--- Records shown ---
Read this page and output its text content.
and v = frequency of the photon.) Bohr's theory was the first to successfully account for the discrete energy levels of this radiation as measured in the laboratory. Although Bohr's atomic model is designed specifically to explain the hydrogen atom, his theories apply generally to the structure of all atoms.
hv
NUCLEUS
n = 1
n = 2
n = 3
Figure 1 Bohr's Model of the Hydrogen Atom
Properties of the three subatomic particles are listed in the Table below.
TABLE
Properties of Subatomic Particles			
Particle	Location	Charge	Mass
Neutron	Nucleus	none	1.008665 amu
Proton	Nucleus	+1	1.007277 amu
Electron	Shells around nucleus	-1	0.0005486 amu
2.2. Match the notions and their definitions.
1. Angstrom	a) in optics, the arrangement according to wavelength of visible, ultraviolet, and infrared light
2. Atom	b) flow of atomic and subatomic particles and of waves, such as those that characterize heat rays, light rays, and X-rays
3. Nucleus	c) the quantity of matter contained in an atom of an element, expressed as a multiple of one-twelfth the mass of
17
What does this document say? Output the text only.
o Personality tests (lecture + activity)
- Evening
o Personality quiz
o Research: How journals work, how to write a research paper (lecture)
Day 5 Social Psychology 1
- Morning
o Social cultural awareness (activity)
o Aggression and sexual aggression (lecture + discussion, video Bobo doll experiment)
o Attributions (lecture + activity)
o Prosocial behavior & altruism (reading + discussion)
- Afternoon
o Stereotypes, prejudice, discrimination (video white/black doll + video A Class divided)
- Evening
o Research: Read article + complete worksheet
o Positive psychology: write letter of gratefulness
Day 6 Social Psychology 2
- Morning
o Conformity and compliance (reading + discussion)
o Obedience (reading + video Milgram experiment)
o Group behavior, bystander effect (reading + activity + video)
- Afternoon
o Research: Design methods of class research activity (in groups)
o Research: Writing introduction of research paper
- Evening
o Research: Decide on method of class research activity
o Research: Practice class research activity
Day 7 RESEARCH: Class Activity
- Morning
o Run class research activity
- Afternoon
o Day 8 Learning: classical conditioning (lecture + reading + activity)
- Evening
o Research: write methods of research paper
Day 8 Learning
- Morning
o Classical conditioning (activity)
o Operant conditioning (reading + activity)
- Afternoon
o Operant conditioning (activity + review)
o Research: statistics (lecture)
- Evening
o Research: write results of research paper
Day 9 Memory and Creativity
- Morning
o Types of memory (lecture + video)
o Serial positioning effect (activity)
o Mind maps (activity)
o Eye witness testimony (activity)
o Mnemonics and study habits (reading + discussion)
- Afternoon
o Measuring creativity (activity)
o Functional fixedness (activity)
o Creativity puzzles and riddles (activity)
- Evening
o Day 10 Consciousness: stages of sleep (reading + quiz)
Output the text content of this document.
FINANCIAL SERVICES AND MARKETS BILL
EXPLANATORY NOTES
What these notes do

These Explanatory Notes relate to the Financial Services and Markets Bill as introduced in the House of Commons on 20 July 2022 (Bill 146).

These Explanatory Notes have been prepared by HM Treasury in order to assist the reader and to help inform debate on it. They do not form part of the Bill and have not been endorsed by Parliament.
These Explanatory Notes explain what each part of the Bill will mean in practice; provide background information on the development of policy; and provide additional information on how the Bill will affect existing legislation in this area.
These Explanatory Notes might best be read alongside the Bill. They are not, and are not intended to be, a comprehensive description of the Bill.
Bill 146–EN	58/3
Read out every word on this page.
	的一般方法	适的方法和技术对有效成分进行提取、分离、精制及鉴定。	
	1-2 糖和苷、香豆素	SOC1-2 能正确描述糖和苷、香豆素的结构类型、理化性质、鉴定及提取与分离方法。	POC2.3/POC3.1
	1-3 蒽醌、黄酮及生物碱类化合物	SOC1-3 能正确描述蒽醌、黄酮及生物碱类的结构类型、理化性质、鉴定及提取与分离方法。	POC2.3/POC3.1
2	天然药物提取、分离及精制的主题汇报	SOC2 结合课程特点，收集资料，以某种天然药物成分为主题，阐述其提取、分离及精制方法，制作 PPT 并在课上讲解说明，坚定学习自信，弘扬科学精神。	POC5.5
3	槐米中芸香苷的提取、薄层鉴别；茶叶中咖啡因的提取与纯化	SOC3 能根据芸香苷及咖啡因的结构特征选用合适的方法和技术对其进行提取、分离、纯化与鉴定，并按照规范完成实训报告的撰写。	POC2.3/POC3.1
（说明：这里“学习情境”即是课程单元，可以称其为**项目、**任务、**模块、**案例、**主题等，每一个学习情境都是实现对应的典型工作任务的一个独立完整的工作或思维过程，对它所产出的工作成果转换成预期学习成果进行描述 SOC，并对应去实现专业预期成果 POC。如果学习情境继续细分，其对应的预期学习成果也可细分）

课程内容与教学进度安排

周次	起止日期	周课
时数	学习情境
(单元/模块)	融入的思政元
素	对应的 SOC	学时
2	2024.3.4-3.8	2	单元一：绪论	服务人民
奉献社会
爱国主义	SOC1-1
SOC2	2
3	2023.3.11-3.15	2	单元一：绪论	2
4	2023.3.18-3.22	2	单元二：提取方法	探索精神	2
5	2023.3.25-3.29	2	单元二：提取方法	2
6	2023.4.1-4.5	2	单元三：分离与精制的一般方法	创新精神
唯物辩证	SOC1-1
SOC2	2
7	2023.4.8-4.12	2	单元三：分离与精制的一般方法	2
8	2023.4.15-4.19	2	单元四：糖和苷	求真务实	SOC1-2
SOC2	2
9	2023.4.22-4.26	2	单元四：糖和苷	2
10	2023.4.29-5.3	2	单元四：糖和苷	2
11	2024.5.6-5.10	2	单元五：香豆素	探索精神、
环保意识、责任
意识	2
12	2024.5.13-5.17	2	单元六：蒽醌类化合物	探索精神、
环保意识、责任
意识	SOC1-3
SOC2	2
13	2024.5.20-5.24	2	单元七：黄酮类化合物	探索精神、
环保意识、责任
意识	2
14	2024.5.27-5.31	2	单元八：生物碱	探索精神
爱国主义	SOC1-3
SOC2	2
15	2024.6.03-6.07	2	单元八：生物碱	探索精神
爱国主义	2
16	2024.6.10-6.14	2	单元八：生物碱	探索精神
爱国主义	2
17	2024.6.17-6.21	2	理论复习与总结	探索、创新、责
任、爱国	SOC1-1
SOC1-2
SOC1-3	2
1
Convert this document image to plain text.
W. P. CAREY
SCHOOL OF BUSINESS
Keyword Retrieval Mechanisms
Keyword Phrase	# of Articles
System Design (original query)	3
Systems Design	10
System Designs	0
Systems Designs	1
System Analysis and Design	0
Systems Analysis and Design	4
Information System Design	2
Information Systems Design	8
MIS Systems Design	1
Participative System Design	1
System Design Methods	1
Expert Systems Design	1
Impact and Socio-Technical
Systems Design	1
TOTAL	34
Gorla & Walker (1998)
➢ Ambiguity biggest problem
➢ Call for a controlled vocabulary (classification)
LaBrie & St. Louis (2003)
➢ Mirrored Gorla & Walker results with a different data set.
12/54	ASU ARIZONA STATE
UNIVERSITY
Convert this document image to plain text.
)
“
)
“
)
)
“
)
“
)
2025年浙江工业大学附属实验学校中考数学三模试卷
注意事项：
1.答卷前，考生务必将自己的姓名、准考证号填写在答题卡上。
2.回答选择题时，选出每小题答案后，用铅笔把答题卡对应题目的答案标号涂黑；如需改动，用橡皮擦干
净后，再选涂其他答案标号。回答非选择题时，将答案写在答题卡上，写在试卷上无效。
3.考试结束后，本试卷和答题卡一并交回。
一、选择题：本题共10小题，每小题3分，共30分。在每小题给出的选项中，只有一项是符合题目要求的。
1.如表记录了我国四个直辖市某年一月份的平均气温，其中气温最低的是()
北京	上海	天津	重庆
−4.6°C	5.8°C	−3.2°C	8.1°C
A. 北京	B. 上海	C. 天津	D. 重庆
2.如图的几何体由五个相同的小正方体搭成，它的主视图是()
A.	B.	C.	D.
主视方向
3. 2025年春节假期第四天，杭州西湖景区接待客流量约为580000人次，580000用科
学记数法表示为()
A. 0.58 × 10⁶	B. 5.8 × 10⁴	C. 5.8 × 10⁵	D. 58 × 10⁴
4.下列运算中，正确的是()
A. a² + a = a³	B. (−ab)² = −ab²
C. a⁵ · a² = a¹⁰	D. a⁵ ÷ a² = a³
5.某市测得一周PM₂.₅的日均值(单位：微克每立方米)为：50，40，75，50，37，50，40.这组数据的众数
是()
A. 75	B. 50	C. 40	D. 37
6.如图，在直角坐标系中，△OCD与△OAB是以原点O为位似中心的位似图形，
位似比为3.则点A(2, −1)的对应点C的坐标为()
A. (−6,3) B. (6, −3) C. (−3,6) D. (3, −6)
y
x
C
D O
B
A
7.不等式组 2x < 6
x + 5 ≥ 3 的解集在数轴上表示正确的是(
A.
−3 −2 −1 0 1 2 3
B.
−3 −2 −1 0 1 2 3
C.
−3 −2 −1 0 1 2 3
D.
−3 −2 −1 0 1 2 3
---
- Directions: Gather, from the listing above, every line carrying the word "Systems".

- Solution to this problem:
Systems Design	10
Systems Designs	1
Systems Analysis and Design	4
Information Systems Design	8
MIS Systems Design	1
Expert Systems Design	1
Systems Design	1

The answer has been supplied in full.